◆ **Written problem**
Take every line from the listing below that includes "JSON" and copy it.

Extracted records:
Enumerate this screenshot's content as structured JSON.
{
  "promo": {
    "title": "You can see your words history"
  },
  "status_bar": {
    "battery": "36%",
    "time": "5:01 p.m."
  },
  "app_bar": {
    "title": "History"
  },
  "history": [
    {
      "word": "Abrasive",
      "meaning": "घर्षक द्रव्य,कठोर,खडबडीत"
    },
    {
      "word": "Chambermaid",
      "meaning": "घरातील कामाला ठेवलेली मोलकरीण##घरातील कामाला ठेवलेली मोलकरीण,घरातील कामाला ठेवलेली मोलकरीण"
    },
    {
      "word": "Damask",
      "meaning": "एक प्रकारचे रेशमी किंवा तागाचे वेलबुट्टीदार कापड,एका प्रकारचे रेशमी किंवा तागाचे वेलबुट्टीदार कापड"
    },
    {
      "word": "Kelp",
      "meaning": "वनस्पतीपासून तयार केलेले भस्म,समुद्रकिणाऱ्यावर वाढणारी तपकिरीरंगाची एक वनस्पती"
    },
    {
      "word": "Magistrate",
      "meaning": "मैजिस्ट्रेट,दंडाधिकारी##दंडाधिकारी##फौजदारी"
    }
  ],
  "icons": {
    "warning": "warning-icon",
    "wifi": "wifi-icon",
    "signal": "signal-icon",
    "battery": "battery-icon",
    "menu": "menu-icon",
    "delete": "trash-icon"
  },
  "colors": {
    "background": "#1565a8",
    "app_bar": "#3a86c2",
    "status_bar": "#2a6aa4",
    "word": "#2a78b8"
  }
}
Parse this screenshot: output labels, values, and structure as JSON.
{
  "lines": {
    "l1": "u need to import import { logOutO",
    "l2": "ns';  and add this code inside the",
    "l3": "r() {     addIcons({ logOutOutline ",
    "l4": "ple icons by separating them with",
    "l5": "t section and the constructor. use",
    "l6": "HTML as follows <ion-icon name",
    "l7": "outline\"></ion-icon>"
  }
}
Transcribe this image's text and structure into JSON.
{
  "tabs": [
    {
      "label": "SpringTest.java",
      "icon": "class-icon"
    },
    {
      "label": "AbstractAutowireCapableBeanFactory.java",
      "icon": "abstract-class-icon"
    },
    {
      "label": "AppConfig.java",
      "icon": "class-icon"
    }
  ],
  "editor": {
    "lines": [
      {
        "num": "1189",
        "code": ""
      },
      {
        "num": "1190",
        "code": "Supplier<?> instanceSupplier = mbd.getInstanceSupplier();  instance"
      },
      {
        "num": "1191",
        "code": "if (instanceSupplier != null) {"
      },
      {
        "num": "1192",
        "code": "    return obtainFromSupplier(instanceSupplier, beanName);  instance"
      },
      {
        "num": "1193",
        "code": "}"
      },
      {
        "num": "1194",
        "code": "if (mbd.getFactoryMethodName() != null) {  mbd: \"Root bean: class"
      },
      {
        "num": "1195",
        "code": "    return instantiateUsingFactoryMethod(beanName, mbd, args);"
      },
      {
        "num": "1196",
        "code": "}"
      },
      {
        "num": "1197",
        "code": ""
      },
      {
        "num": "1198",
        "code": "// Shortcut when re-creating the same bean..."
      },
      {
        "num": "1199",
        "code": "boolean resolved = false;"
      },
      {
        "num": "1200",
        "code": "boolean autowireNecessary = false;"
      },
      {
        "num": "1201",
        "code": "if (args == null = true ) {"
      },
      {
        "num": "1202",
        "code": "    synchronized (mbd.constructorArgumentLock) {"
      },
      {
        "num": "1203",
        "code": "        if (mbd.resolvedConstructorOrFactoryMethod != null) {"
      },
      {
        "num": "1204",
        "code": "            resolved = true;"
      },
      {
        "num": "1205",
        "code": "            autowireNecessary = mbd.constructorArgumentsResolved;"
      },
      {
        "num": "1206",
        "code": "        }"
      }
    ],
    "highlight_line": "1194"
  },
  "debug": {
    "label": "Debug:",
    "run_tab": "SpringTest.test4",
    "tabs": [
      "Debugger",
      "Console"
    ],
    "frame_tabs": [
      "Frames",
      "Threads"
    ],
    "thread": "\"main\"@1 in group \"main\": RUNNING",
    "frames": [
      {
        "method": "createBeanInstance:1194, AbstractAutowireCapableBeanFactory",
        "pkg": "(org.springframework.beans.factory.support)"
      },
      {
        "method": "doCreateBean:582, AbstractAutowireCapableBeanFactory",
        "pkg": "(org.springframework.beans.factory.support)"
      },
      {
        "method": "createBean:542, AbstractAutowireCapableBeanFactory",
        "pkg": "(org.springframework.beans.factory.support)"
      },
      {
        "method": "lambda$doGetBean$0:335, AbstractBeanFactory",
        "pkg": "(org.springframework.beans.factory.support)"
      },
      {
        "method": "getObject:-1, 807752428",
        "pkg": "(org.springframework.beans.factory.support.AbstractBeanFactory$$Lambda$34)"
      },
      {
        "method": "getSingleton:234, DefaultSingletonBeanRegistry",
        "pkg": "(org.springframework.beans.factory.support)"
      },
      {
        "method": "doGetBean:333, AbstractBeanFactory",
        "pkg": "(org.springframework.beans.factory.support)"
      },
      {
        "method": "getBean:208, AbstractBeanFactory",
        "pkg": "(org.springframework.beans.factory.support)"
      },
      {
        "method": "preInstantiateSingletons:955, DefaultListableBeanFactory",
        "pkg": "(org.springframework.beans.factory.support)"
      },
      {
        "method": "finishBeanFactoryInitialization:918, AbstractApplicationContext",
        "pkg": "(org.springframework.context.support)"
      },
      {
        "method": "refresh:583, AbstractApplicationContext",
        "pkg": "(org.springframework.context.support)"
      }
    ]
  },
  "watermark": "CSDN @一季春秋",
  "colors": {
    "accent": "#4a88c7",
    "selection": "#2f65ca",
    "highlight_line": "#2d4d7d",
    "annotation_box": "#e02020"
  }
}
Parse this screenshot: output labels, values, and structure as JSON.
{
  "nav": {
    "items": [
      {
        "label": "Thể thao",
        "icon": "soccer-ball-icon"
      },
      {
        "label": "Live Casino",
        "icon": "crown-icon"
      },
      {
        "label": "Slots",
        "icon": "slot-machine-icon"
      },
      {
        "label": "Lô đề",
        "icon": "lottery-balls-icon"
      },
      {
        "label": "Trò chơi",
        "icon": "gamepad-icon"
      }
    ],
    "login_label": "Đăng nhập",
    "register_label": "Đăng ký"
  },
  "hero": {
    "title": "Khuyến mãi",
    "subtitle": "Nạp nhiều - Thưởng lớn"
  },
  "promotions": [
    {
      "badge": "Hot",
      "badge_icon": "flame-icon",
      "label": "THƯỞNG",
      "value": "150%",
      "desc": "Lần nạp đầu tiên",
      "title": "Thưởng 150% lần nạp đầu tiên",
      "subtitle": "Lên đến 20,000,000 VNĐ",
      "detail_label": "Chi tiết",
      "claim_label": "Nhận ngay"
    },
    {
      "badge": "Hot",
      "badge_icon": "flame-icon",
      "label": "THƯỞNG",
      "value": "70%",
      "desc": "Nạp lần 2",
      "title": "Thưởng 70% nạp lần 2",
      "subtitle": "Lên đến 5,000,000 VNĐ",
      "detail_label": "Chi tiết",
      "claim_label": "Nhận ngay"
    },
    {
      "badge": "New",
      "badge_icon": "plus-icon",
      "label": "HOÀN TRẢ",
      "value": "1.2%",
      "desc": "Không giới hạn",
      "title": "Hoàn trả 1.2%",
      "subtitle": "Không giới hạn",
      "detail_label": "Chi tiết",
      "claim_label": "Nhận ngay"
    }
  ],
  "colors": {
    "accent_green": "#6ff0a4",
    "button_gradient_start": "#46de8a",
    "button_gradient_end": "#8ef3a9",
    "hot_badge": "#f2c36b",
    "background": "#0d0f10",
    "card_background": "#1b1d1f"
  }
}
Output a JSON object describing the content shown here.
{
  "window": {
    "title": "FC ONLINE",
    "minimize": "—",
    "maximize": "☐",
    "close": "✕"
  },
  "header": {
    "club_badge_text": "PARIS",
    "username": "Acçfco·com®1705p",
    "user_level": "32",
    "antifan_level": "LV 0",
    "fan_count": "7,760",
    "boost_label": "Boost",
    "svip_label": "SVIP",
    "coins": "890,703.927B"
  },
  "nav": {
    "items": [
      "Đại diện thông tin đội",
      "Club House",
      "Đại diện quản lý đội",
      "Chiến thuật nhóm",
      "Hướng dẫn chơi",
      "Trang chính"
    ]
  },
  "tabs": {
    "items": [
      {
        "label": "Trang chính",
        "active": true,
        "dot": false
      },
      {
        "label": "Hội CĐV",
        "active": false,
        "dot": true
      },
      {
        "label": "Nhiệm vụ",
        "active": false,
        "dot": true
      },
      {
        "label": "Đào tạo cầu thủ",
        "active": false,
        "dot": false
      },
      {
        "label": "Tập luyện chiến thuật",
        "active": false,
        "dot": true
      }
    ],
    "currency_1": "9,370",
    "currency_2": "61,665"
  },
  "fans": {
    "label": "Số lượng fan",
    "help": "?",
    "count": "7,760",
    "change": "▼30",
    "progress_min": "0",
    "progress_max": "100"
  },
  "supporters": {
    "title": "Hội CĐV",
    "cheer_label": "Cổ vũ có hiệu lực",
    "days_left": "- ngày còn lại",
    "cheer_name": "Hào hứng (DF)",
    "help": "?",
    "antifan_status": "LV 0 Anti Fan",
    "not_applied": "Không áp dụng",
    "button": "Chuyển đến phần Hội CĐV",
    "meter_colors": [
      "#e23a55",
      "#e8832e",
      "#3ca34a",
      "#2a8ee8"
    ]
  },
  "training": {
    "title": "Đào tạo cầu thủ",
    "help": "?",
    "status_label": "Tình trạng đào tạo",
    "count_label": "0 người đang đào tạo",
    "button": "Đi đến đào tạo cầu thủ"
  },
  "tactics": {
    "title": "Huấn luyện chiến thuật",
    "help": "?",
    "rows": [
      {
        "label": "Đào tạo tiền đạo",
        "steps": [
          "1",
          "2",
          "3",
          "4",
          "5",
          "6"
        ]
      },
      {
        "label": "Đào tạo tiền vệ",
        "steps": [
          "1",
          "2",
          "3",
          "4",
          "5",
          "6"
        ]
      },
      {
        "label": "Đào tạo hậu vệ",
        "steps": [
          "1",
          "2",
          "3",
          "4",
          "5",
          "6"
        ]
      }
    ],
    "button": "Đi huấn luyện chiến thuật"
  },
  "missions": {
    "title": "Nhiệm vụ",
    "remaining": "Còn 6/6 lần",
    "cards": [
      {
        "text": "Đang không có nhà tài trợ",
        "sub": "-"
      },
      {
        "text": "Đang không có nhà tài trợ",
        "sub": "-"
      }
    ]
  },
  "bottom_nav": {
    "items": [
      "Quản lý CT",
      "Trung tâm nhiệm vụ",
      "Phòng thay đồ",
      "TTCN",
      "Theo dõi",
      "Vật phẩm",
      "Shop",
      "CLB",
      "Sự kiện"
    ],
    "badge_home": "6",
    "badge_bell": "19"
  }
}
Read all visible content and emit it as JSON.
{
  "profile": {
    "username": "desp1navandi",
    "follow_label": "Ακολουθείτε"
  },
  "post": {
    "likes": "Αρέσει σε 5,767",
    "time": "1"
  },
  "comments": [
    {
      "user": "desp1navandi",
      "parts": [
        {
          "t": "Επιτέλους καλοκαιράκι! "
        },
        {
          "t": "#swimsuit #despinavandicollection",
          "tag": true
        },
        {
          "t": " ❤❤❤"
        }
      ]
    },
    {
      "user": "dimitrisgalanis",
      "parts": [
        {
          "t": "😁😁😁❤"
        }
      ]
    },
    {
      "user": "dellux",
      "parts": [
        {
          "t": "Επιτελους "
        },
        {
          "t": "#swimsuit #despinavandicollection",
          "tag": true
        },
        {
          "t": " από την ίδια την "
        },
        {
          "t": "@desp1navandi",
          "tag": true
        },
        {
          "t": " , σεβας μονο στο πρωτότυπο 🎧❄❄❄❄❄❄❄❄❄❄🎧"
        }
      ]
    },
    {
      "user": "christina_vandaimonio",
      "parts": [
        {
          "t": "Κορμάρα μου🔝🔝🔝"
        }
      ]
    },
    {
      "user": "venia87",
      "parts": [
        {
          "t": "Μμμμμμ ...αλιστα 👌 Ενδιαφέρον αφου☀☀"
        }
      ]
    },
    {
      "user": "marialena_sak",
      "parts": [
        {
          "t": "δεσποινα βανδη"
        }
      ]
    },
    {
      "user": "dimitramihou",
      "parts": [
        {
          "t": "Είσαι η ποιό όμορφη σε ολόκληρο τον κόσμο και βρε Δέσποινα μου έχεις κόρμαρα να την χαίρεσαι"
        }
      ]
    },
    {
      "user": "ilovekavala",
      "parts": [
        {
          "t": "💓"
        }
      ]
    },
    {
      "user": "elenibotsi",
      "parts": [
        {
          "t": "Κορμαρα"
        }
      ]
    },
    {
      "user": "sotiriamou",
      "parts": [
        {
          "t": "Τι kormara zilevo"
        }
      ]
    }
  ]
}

◆ **Exercise response**
Enumerate this screenshot's content as structured JSON.
Parse this screenshot: output labels, values, and structure as JSON.
Transcribe this image's text and structure into JSON.
Parse this screenshot: output labels, values, and structure as JSON.
Output a JSON object describing the content shown here.
Read all visible content and emit it as JSON.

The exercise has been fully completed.